Task requirements -
In the listing below, find every line with the string "part" and pull it out.
[START Stored rows]
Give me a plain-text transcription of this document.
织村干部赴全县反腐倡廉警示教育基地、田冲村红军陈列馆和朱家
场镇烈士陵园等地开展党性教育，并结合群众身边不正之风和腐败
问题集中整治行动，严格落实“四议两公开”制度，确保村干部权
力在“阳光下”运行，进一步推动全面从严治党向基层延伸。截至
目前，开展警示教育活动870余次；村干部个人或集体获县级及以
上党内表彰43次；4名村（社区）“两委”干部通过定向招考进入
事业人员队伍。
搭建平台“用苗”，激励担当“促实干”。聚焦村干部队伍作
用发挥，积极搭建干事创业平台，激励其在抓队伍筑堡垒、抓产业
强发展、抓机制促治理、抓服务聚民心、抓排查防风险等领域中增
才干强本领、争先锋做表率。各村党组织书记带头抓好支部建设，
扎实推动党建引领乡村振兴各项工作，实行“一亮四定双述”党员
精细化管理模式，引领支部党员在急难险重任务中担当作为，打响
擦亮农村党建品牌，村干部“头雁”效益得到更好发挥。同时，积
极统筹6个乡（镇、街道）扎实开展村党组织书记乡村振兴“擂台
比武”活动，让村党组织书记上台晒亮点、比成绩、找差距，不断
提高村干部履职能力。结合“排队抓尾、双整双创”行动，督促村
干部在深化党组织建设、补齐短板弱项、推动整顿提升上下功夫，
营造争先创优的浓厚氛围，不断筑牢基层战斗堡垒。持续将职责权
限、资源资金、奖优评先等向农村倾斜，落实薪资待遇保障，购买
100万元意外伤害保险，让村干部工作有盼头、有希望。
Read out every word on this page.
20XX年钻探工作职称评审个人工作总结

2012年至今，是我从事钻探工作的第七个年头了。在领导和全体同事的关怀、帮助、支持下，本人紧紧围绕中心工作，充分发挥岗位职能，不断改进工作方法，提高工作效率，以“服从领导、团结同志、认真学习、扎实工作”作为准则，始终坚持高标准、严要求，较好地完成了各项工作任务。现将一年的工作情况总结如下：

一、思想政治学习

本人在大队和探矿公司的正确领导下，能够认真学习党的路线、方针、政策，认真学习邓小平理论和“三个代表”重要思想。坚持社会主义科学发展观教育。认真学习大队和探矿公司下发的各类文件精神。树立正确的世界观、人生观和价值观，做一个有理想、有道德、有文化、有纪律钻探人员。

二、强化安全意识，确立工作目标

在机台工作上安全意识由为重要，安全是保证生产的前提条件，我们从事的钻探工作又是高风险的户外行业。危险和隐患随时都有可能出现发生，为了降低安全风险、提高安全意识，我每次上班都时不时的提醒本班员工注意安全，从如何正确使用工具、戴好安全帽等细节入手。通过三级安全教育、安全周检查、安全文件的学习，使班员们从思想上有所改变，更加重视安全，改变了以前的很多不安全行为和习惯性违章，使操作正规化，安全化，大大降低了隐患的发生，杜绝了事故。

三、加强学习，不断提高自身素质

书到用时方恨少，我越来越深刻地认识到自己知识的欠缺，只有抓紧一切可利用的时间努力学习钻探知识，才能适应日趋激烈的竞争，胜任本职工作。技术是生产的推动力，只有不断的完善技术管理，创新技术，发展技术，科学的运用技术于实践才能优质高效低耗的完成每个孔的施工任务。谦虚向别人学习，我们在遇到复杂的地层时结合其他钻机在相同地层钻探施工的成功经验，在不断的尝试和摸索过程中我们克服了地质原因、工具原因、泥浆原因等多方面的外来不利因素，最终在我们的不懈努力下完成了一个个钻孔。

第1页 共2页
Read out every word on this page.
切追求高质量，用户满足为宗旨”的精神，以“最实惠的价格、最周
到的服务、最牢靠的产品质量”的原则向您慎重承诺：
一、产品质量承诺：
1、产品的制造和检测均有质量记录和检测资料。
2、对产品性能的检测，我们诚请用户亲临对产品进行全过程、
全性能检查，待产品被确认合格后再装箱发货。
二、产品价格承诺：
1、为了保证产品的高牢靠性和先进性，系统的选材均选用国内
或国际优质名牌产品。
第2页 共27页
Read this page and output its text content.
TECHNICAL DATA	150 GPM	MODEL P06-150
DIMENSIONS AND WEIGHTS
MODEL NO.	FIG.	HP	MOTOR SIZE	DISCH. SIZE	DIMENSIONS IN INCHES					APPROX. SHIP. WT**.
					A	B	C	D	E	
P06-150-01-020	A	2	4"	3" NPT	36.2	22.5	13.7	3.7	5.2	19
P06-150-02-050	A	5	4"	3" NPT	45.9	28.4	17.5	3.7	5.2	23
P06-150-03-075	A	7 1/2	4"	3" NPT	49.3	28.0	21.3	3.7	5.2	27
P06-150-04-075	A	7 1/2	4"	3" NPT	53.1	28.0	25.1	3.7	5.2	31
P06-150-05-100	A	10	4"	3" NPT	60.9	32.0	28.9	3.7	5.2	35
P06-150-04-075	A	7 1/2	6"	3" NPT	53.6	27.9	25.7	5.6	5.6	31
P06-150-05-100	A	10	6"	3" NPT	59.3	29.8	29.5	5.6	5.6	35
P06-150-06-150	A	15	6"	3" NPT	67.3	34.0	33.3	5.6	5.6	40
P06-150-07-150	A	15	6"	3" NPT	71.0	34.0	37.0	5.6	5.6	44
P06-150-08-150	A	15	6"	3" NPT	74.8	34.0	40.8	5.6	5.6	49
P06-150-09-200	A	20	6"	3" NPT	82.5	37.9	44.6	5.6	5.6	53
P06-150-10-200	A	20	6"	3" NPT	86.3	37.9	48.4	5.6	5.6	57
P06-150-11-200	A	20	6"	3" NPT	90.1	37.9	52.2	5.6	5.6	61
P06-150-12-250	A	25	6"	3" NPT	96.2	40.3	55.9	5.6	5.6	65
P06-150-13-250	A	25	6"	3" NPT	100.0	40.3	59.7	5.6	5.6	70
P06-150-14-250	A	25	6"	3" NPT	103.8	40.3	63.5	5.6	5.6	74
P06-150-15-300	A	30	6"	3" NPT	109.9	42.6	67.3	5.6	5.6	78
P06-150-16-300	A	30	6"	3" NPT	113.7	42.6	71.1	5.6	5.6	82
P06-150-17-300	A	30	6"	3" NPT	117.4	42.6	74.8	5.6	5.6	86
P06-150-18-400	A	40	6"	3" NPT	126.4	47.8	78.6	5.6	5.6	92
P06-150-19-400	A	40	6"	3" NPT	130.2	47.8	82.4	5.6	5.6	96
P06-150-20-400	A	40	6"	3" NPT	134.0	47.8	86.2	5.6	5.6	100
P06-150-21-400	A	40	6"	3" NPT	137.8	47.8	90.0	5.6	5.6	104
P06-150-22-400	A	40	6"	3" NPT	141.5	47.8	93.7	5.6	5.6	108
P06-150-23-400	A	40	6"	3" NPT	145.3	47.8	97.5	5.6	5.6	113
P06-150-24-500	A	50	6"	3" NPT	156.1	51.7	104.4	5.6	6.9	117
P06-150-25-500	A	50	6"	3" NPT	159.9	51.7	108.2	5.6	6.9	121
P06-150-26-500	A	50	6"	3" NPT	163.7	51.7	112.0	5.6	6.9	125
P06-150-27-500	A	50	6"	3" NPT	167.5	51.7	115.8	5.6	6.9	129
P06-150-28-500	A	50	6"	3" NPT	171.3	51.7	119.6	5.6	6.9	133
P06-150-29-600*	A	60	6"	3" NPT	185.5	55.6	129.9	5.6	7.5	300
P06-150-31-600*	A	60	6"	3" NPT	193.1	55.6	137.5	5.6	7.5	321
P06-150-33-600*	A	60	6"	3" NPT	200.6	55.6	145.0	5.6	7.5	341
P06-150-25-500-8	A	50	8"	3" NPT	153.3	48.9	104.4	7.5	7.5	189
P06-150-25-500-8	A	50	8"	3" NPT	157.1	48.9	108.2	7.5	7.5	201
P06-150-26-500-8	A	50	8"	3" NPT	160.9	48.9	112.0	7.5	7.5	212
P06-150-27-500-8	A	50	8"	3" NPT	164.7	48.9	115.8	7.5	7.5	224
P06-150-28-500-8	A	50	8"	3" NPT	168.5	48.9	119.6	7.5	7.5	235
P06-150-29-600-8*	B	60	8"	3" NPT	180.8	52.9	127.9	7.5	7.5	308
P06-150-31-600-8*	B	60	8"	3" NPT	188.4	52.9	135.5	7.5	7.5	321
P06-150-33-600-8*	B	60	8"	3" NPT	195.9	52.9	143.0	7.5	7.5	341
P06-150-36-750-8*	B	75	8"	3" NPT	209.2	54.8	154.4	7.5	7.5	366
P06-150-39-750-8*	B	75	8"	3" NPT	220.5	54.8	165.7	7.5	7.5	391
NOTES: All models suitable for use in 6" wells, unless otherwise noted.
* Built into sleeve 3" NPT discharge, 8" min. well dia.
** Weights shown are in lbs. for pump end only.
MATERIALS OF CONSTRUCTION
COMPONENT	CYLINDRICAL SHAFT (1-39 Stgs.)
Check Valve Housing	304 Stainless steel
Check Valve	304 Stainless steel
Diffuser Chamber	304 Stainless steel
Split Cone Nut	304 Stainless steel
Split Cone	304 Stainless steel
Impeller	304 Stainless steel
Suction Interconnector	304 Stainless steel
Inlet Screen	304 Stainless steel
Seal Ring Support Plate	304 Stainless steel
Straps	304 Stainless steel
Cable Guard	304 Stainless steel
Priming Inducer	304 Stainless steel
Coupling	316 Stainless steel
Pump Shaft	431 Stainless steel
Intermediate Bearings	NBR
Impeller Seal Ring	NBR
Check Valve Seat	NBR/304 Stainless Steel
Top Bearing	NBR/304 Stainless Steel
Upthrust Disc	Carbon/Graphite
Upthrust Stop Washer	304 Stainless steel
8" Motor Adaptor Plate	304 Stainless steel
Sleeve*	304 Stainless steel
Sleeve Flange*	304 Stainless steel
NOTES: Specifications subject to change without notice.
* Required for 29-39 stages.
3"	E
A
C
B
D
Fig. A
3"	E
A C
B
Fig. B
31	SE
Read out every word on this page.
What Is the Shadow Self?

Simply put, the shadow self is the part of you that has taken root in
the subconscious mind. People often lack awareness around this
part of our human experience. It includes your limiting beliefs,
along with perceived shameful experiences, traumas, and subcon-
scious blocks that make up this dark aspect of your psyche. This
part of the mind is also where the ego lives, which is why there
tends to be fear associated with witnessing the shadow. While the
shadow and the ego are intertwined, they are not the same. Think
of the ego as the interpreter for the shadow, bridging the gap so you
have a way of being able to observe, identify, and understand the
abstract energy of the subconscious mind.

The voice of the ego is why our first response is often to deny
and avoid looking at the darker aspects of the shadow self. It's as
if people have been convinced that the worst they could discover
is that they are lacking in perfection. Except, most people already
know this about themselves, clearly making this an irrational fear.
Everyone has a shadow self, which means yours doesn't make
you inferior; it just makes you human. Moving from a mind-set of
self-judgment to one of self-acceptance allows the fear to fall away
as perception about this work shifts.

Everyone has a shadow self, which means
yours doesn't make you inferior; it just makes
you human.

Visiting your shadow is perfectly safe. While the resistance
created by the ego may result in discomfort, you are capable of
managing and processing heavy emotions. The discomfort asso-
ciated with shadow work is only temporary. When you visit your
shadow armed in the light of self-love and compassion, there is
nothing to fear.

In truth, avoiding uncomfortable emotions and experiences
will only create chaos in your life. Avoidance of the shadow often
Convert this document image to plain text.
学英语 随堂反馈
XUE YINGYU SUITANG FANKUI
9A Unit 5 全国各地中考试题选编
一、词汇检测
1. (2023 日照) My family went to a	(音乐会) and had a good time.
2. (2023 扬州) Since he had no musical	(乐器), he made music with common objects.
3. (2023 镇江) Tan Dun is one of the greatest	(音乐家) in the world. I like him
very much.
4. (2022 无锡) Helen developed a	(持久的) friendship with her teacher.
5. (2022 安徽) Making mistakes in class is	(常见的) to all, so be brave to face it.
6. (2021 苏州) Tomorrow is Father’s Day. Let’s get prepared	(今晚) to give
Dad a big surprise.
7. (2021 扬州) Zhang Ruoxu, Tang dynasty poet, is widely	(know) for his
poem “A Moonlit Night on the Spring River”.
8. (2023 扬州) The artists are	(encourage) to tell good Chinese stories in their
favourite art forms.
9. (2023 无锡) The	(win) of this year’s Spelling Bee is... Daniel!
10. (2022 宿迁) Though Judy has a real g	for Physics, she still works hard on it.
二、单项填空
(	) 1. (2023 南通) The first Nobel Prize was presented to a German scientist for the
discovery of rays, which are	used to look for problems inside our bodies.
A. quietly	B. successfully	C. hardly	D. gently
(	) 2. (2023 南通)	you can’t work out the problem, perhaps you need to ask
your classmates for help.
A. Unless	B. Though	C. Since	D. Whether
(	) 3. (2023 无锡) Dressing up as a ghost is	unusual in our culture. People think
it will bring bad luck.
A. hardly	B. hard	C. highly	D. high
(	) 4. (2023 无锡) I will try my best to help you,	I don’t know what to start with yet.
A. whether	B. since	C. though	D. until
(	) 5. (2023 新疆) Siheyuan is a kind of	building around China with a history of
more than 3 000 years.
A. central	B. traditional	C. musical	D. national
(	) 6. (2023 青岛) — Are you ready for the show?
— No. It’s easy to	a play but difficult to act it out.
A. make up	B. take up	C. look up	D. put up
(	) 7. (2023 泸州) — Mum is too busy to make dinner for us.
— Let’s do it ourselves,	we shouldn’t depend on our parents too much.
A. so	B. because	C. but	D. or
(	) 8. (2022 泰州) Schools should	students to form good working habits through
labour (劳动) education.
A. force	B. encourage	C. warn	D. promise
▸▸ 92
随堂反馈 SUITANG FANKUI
[END Stored rows]
Answer for the task -
Simply put, the shadow self is the part of you that has taken root in
part of our human experience. It includes your limiting beliefs,
part of the mind is also where the ego lives, which is why there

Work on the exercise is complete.